| DATA SECTION |
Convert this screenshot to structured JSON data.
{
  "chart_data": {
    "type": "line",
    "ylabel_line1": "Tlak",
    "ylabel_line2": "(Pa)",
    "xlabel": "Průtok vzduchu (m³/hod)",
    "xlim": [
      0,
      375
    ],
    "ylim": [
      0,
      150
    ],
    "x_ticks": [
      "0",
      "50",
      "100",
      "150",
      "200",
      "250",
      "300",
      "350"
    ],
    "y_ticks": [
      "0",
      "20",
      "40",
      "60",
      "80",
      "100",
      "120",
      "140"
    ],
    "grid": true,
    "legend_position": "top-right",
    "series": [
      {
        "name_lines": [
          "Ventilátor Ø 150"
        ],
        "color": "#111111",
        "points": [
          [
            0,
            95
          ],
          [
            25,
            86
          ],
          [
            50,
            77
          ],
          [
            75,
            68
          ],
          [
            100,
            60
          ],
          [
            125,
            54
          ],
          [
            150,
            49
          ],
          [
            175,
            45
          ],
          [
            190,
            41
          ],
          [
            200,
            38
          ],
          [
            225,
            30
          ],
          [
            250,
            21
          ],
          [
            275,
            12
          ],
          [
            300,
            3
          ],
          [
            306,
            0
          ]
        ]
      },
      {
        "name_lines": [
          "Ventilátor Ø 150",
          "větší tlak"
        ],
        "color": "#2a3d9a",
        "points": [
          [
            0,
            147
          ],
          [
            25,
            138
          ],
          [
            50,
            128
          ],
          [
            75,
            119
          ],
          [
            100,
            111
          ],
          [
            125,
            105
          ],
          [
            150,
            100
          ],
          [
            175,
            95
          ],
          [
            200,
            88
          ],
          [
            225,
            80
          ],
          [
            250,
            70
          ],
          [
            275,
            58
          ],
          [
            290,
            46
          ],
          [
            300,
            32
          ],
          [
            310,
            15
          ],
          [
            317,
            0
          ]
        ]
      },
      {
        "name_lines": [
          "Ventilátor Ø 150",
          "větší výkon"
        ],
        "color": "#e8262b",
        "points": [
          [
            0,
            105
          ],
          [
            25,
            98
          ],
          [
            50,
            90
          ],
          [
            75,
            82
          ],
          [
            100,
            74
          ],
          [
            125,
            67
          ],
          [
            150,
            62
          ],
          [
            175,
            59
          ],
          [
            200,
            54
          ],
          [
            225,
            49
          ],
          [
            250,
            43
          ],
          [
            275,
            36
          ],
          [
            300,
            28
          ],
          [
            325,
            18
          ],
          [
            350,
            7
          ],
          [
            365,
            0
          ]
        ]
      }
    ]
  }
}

| WRITTEN TASK |
Which lines hold the word "color"? Copy each of them from the records.

| TASK OUTPUT |
        "color": "#111111",
        "color": "#2a3d9a",
        "color": "#e8262b",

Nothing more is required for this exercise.